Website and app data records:
/---
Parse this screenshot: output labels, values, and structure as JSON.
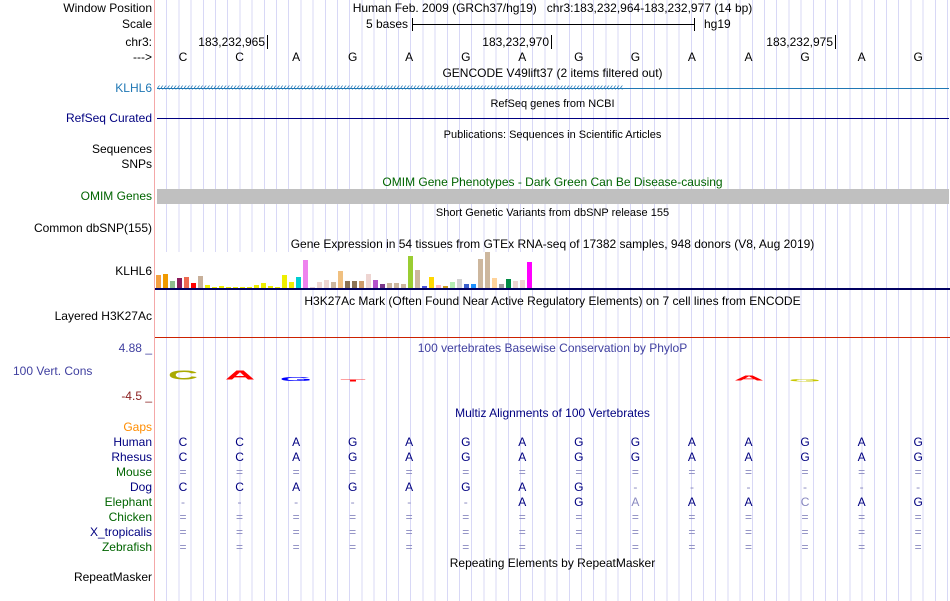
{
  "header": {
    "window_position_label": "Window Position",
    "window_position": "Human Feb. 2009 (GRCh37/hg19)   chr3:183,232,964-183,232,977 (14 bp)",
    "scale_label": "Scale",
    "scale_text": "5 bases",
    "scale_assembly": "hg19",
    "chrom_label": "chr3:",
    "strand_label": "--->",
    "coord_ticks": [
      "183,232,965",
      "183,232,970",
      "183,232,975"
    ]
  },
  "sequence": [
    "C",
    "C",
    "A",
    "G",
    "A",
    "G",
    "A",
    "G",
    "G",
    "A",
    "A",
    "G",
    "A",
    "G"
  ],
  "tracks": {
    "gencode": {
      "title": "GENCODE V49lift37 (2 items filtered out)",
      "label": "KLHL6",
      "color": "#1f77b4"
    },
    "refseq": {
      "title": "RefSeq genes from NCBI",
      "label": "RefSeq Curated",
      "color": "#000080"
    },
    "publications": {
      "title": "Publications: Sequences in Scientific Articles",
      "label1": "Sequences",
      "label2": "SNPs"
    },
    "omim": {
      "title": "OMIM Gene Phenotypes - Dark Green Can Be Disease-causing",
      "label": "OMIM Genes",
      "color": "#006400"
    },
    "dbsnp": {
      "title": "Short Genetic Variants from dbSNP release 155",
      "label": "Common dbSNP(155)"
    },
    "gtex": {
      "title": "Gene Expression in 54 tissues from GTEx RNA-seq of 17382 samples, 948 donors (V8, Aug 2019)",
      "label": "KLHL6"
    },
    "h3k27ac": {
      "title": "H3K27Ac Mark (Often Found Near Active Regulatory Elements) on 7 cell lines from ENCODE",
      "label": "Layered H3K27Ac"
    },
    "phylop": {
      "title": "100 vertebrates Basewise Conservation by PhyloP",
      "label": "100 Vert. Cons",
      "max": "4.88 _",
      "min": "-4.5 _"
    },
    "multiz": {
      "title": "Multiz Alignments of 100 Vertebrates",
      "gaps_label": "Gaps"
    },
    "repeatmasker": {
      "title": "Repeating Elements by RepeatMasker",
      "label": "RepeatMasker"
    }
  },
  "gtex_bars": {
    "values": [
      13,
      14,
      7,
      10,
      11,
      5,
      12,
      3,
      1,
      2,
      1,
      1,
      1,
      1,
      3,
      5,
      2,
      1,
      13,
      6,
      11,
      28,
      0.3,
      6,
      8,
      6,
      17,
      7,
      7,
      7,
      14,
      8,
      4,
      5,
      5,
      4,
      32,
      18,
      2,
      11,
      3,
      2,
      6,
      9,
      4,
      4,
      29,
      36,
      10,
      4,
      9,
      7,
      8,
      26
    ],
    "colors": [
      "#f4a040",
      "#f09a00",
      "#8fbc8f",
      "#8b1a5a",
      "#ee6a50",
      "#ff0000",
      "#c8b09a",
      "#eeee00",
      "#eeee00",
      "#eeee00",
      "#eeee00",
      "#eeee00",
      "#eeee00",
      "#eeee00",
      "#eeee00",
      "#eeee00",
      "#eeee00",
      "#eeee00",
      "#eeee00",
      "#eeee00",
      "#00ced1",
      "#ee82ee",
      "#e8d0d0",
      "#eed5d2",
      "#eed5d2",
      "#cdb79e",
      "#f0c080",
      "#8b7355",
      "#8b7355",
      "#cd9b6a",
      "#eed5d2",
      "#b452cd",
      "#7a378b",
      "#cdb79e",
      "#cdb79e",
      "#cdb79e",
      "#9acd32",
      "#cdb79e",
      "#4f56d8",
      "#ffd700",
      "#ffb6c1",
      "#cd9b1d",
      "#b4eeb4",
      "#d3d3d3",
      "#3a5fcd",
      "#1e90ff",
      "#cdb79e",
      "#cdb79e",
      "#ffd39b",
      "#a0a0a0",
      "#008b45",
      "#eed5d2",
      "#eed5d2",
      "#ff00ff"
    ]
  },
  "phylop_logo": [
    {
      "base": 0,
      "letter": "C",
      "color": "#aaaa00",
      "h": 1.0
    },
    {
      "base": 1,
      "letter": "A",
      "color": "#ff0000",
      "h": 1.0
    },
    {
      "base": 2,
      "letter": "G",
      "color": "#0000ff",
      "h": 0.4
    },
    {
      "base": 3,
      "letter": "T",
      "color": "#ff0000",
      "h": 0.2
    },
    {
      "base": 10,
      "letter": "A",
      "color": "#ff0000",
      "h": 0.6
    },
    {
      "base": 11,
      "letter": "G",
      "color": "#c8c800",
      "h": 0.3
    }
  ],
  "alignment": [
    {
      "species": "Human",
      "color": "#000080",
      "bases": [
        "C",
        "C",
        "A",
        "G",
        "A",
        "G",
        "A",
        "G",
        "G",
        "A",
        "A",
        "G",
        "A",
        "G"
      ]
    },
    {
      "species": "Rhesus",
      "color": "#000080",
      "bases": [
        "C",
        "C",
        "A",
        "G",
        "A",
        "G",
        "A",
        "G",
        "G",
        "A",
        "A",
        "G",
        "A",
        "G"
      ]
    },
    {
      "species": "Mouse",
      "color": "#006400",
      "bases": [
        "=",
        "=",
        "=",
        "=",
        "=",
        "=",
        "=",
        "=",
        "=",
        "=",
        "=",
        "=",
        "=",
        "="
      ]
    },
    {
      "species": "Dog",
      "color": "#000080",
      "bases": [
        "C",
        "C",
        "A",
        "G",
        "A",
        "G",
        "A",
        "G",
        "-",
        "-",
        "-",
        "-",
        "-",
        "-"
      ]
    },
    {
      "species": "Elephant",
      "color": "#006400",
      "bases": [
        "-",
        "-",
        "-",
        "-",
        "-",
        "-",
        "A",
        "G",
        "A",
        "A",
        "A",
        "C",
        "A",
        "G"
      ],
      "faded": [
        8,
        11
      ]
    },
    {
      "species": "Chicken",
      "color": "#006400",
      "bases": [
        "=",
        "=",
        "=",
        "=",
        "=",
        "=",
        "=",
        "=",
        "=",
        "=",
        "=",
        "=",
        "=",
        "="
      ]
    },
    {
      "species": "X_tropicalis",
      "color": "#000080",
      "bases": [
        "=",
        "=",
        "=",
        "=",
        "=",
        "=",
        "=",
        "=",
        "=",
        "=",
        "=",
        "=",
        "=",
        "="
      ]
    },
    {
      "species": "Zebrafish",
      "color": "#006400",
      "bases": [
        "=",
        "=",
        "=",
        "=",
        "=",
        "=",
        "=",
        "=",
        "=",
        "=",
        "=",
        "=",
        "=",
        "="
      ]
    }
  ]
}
\---
### TRY IT:
A single number is the whole answer here: the number of lines in the data that include "Sequences".

### ANSWER FOR THE TASK:
2